* _WRITTEN REQUEST_: Write out all the entries word for word and omit any pictures.
_ _ _ _
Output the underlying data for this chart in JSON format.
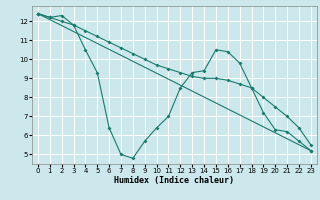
{
  "xlabel": "Humidex (Indice chaleur)",
  "bg_color": "#cce8ec",
  "grid_color": "#ffffff",
  "line_color": "#1a7a6e",
  "xlim": [
    -0.5,
    23.5
  ],
  "ylim": [
    4.5,
    12.8
  ],
  "yticks": [
    5,
    6,
    7,
    8,
    9,
    10,
    11,
    12
  ],
  "xticks": [
    0,
    1,
    2,
    3,
    4,
    5,
    6,
    7,
    8,
    9,
    10,
    11,
    12,
    13,
    14,
    15,
    16,
    17,
    18,
    19,
    20,
    21,
    22,
    23
  ],
  "series1_x": [
    0,
    1,
    2,
    3,
    4,
    5,
    6,
    7,
    8,
    9,
    10,
    11,
    12,
    13,
    14,
    15,
    16,
    17,
    18,
    19,
    20,
    21,
    22,
    23
  ],
  "series1_y": [
    12.4,
    12.2,
    12.3,
    11.8,
    10.5,
    9.3,
    6.4,
    5.0,
    4.8,
    5.7,
    6.4,
    7.0,
    8.5,
    9.3,
    9.4,
    10.5,
    10.4,
    9.8,
    8.5,
    7.2,
    6.3,
    6.2,
    5.7,
    5.2
  ],
  "series2_x": [
    0,
    23
  ],
  "series2_y": [
    12.4,
    5.2
  ],
  "series3_x": [
    0,
    1,
    2,
    3,
    4,
    5,
    6,
    7,
    8,
    9,
    10,
    11,
    12,
    13,
    14,
    15,
    16,
    17,
    18,
    19,
    20,
    21,
    22,
    23
  ],
  "series3_y": [
    12.4,
    12.2,
    12.0,
    11.8,
    11.5,
    11.2,
    10.9,
    10.6,
    10.3,
    10.0,
    9.7,
    9.5,
    9.3,
    9.1,
    9.0,
    9.0,
    8.9,
    8.7,
    8.5,
    8.0,
    7.5,
    7.0,
    6.4,
    5.5
  ]
}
_ _ _ _
* _FINISHED ANSWER_:
Output the underlying data for this chart in JSON format.
{
  "xlabel": "Humidex (Indice chaleur)",
  "bg_color": "#cce8ec",
  "grid_color": "#ffffff",
  "line_color": "#1a7a6e",
  "xlim": [
    -0.5,
    23.5
  ],
  "ylim": [
    4.5,
    12.8
  ],
  "yticks": [
    5,
    6,
    7,
    8,
    9,
    10,
    11,
    12
  ],
  "xticks": [
    0,
    1,
    2,
    3,
    4,
    5,
    6,
    7,
    8,
    9,
    10,
    11,
    12,
    13,
    14,
    15,
    16,
    17,
    18,
    19,
    20,
    21,
    22,
    23
  ],
  "series1_x": [
    0,
    1,
    2,
    3,
    4,
    5,
    6,
    7,
    8,
    9,
    10,
    11,
    12,
    13,
    14,
    15,
    16,
    17,
    18,
    19,
    20,
    21,
    22,
    23
  ],
  "series1_y": [
    12.4,
    12.2,
    12.3,
    11.8,
    10.5,
    9.3,
    6.4,
    5.0,
    4.8,
    5.7,
    6.4,
    7.0,
    8.5,
    9.3,
    9.4,
    10.5,
    10.4,
    9.8,
    8.5,
    7.2,
    6.3,
    6.2,
    5.7,
    5.2
  ],
  "series2_x": [
    0,
    23
  ],
  "series2_y": [
    12.4,
    5.2
  ],
  "series3_x": [
    0,
    1,
    2,
    3,
    4,
    5,
    6,
    7,
    8,
    9,
    10,
    11,
    12,
    13,
    14,
    15,
    16,
    17,
    18,
    19,
    20,
    21,
    22,
    23
  ],
  "series3_y": [
    12.4,
    12.2,
    12.0,
    11.8,
    11.5,
    11.2,
    10.9,
    10.6,
    10.3,
    10.0,
    9.7,
    9.5,
    9.3,
    9.1,
    9.0,
    9.0,
    8.9,
    8.7,
    8.5,
    8.0,
    7.5,
    7.0,
    6.4,
    5.5
  ]
}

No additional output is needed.